Given request
Could you repeat the records below exactly, leaving out any pictures?

- - - - - - -

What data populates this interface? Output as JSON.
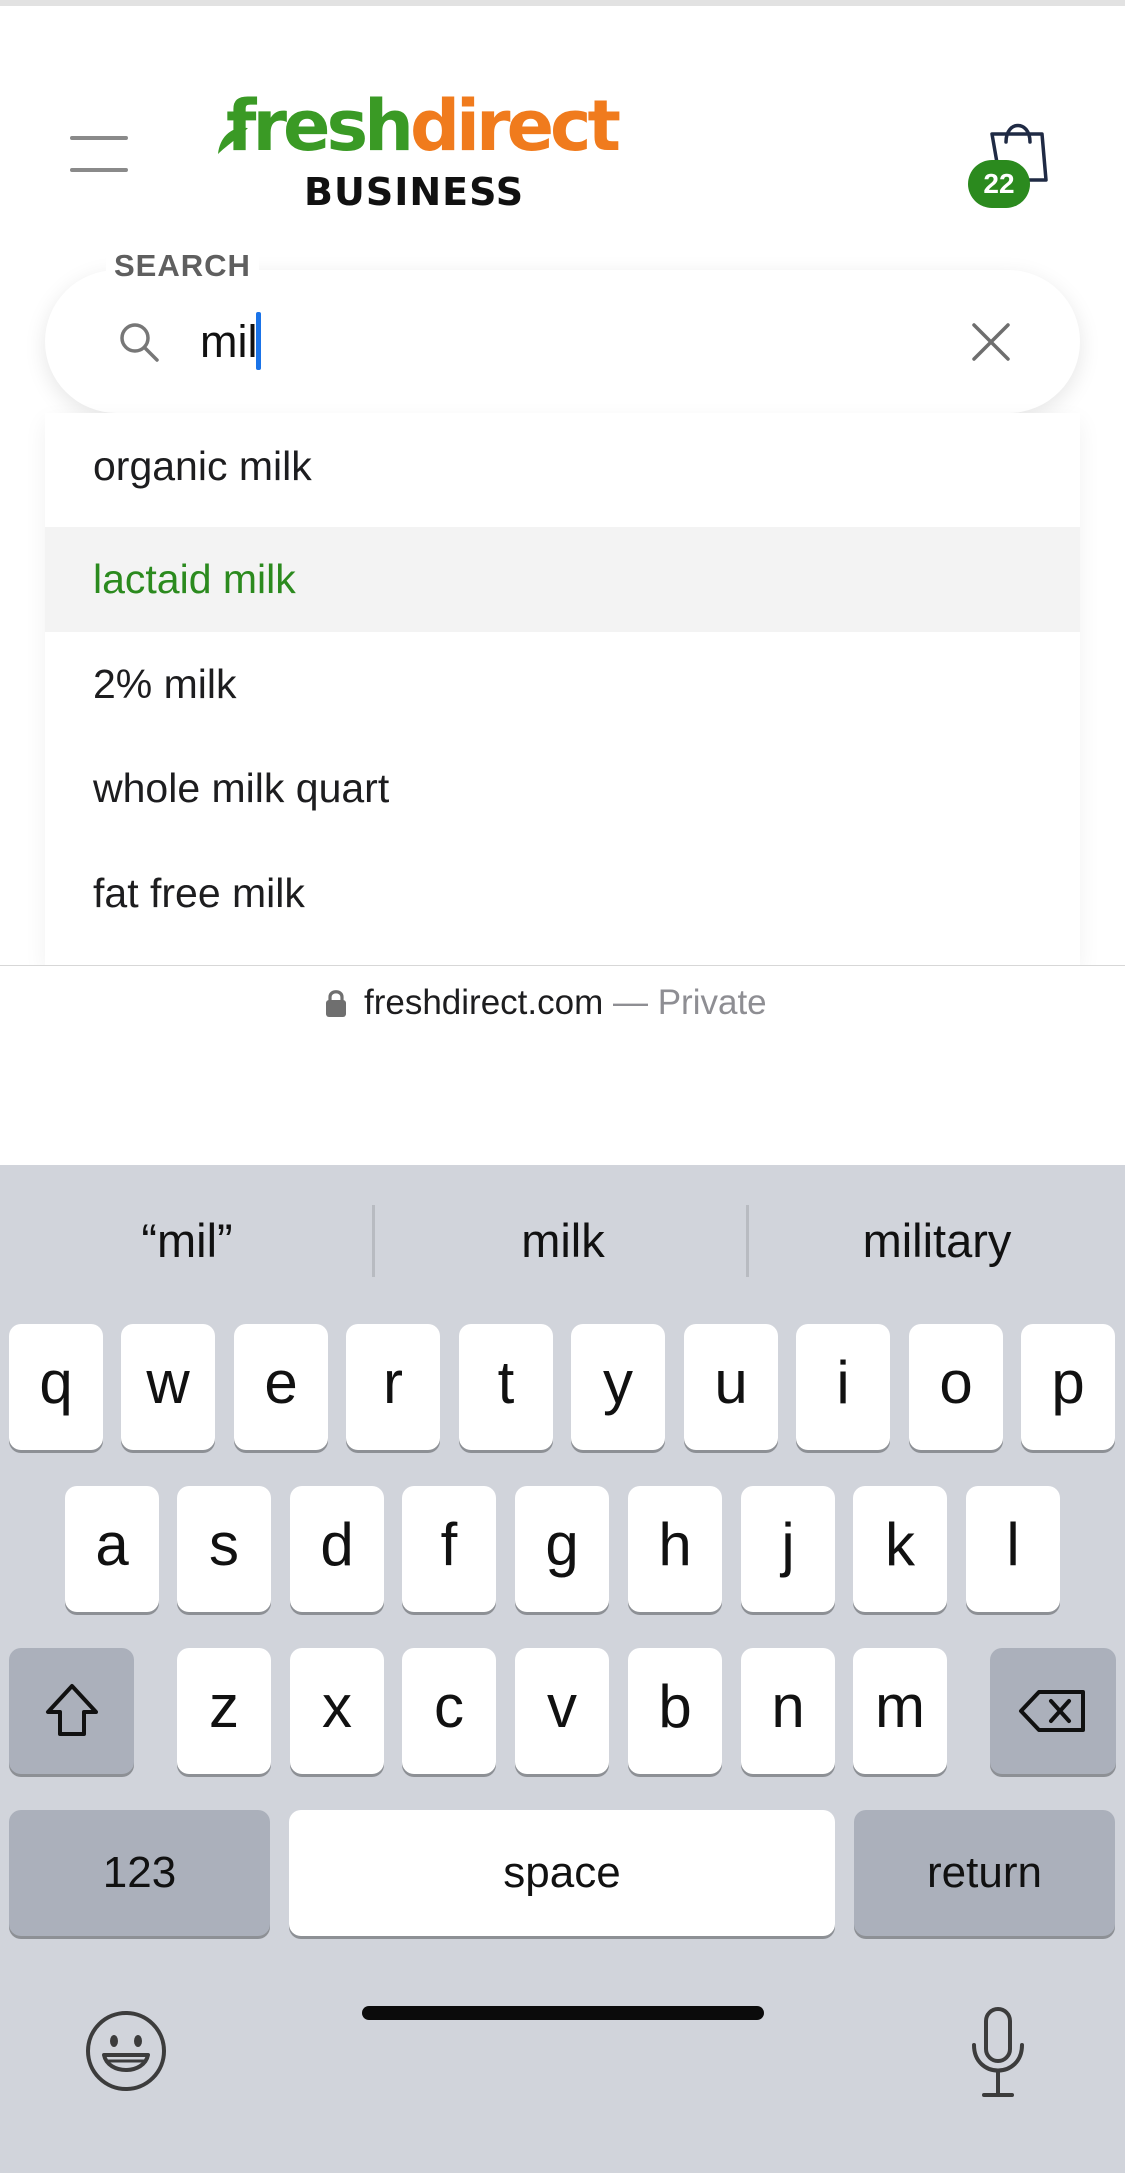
{
  "header": {
    "menu_icon": "hamburger-menu-icon",
    "logo": {
      "fresh": "fresh",
      "direct": "direct",
      "business": "BUSINESS"
    },
    "cart": {
      "icon": "shopping-bag-icon",
      "count": "22",
      "badge_color": "#2b8a1e"
    }
  },
  "search": {
    "label": "SEARCH",
    "value": "mil",
    "icon": "search-icon",
    "clear_icon": "close-icon"
  },
  "suggestions": [
    {
      "label": "organic milk",
      "highlighted": false
    },
    {
      "label": "lactaid milk",
      "highlighted": true
    },
    {
      "label": "2% milk",
      "highlighted": false
    },
    {
      "label": "whole milk quart",
      "highlighted": false
    },
    {
      "label": "fat free milk",
      "highlighted": false
    }
  ],
  "browser": {
    "domain": "freshdirect.com",
    "separator": " — ",
    "status": "Private",
    "lock_icon": "lock-icon"
  },
  "keyboard": {
    "predictions": [
      "“mil”",
      "milk",
      "military"
    ],
    "row1": [
      "q",
      "w",
      "e",
      "r",
      "t",
      "y",
      "u",
      "i",
      "o",
      "p"
    ],
    "row2": [
      "a",
      "s",
      "d",
      "f",
      "g",
      "h",
      "j",
      "k",
      "l"
    ],
    "row3": [
      "z",
      "x",
      "c",
      "v",
      "b",
      "n",
      "m"
    ],
    "numbers_key": "123",
    "space_key": "space",
    "return_key": "return",
    "shift_icon": "shift-icon",
    "backspace_icon": "backspace-icon",
    "emoji_icon": "emoji-icon",
    "mic_icon": "microphone-icon"
  },
  "colors": {
    "brand_green": "#3a9a25",
    "brand_orange": "#f07b1d",
    "highlight_green": "#2b8a1e",
    "caret_blue": "#1a73e8",
    "keyboard_bg": "#d1d4db"
  }
}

- - - - - - -

Exercise result
What data populates this interface? Output as JSON.
{
  "header": {
    "menu_icon": "hamburger-menu-icon",
    "logo": {
      "fresh": "fresh",
      "direct": "direct",
      "business": "BUSINESS"
    },
    "cart": {
      "icon": "shopping-bag-icon",
      "count": "22",
      "badge_color": "#2b8a1e"
    }
  },
  "search": {
    "label": "SEARCH",
    "value": "mil",
    "icon": "search-icon",
    "clear_icon": "close-icon"
  },
  "suggestions": [
    {
      "label": "organic milk",
      "highlighted": false
    },
    {
      "label": "lactaid milk",
      "highlighted": true
    },
    {
      "label": "2% milk",
      "highlighted": false
    },
    {
      "label": "whole milk quart",
      "highlighted": false
    },
    {
      "label": "fat free milk",
      "highlighted": false
    }
  ],
  "browser": {
    "domain": "freshdirect.com",
    "separator": " — ",
    "status": "Private",
    "lock_icon": "lock-icon"
  },
  "keyboard": {
    "predictions": [
      "“mil”",
      "milk",
      "military"
    ],
    "row1": [
      "q",
      "w",
      "e",
      "r",
      "t",
      "y",
      "u",
      "i",
      "o",
      "p"
    ],
    "row2": [
      "a",
      "s",
      "d",
      "f",
      "g",
      "h",
      "j",
      "k",
      "l"
    ],
    "row3": [
      "z",
      "x",
      "c",
      "v",
      "b",
      "n",
      "m"
    ],
    "numbers_key": "123",
    "space_key": "space",
    "return_key": "return",
    "shift_icon": "shift-icon",
    "backspace_icon": "backspace-icon",
    "emoji_icon": "emoji-icon",
    "mic_icon": "microphone-icon"
  },
  "colors": {
    "brand_green": "#3a9a25",
    "brand_orange": "#f07b1d",
    "highlight_green": "#2b8a1e",
    "caret_blue": "#1a73e8",
    "keyboard_bg": "#d1d4db"
  }
}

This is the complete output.